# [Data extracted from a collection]
+===+

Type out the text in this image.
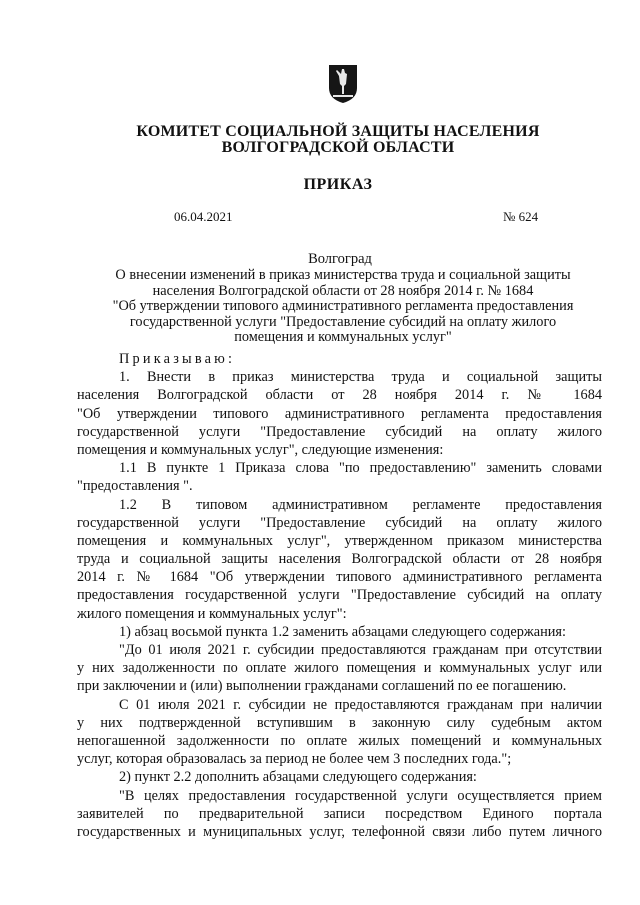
КОМИТЕТ СОЦИАЛЬНОЙ ЗАЩИТЫ НАСЕЛЕНИЯ
ВОЛГОГРАДСКОЙ ОБЛАСТИ
ПРИКАЗ
06.04.2021	№ 624
Волгоград
О внесении изменений в приказ министерства труда и социальной защиты
населения Волгоградской области от 28 ноября 2014 г. № 1684
"Об утверждении типового административного регламента предоставления
государственной услуги "Предоставление субсидий на оплату жилого
помещения и коммунальных услуг"
Приказываю:
1. Внести в приказ министерства труда и социальной защиты
населения Волгоградской области от 28 ноября 2014 г. № 1684
"Об утверждении типового административного регламента предоставления
государственной услуги "Предоставление субсидий на оплату жилого
помещения и коммунальных услуг", следующие изменения:
1.1 В пункте 1 Приказа слова "по предоставлению" заменить словами
"предоставления ".
1.2 В типовом административном регламенте предоставления
государственной услуги "Предоставление субсидий на оплату жилого
помещения и коммунальных услуг", утвержденном приказом министерства
труда и социальной защиты населения Волгоградской области от 28 ноября
2014 г. № 1684 "Об утверждении типового административного регламента
предоставления государственной услуги "Предоставление субсидий на оплату
жилого помещения и коммунальных услуг":
1) абзац восьмой пункта 1.2 заменить абзацами следующего содержания:
"До 01 июля 2021 г. субсидии предоставляются гражданам при отсутствии
у них задолженности по оплате жилого помещения и коммунальных услуг или
при заключении и (или) выполнении гражданами соглашений по ее погашению.
С 01 июля 2021 г. субсидии не предоставляются гражданам при наличии
у них подтвержденной вступившим в законную силу судебным актом
непогашенной задолженности по оплате жилых помещений и коммунальных
услуг, которая образовалась за период не более чем 3 последних года.";
2) пункт 2.2 дополнить абзацами следующего содержания:
"В целях предоставления государственной услуги осуществляется прием
заявителей по предварительной записи посредством Единого портала
государственных и муниципальных услуг, телефонной связи либо путем личного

+===+

# [Written instruction]
Output the material word for word, omitting its pictures.

# [Result for this task]
Type out the text in this image.
КОМИТЕТ СОЦИАЛЬНОЙ ЗАЩИТЫ НАСЕЛЕНИЯ
ВОЛГОГРАДСКОЙ ОБЛАСТИ
ПРИКАЗ
06.04.2021	№ 624
Волгоград
О внесении изменений в приказ министерства труда и социальной защиты
населения Волгоградской области от 28 ноября 2014 г. № 1684
"Об утверждении типового административного регламента предоставления
государственной услуги "Предоставление субсидий на оплату жилого
помещения и коммунальных услуг"
Приказываю:
1. Внести в приказ министерства труда и социальной защиты
населения Волгоградской области от 28 ноября 2014 г. № 1684
"Об утверждении типового административного регламента предоставления
государственной услуги "Предоставление субсидий на оплату жилого
помещения и коммунальных услуг", следующие изменения:
1.1 В пункте 1 Приказа слова "по предоставлению" заменить словами
"предоставления ".
1.2 В типовом административном регламенте предоставления
государственной услуги "Предоставление субсидий на оплату жилого
помещения и коммунальных услуг", утвержденном приказом министерства
труда и социальной защиты населения Волгоградской области от 28 ноября
2014 г. № 1684 "Об утверждении типового административного регламента
предоставления государственной услуги "Предоставление субсидий на оплату
жилого помещения и коммунальных услуг":
1) абзац восьмой пункта 1.2 заменить абзацами следующего содержания:
"До 01 июля 2021 г. субсидии предоставляются гражданам при отсутствии
у них задолженности по оплате жилого помещения и коммунальных услуг или
при заключении и (или) выполнении гражданами соглашений по ее погашению.
С 01 июля 2021 г. субсидии не предоставляются гражданам при наличии
у них подтвержденной вступившим в законную силу судебным актом
непогашенной задолженности по оплате жилых помещений и коммунальных
услуг, которая образовалась за период не более чем 3 последних года.";
2) пункт 2.2 дополнить абзацами следующего содержания:
"В целях предоставления государственной услуги осуществляется прием
заявителей по предварительной записи посредством Единого портала
государственных и муниципальных услуг, телефонной связи либо путем личного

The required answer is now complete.